*INFORMATION PROVIDED*.
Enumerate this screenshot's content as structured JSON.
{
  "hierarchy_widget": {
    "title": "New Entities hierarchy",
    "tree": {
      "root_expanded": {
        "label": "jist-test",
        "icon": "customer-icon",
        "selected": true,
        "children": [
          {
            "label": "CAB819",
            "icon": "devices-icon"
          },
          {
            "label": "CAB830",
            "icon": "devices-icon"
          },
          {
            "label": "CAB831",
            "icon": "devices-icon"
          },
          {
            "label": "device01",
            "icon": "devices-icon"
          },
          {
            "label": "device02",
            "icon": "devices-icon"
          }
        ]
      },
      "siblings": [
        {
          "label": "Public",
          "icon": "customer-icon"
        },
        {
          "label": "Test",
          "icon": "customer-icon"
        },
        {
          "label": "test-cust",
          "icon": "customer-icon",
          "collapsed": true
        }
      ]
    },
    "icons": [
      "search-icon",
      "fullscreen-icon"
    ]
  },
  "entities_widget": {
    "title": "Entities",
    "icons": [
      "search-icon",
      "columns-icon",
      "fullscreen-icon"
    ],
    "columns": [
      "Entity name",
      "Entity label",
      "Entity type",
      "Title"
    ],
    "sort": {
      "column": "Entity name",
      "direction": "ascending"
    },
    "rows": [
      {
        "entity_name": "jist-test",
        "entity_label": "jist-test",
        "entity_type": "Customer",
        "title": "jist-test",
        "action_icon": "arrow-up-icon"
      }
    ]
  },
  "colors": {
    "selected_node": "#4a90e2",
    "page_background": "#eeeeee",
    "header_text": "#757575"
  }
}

*EXERCISE DETAILS*. Gather each line in these records that contains the string "jist".

*OUTPUT FOR THIS TASK*.
        "label": "jist-test",
        "entity_name": "jist-test",
        "entity_label": "jist-test",
        "title": "jist-test",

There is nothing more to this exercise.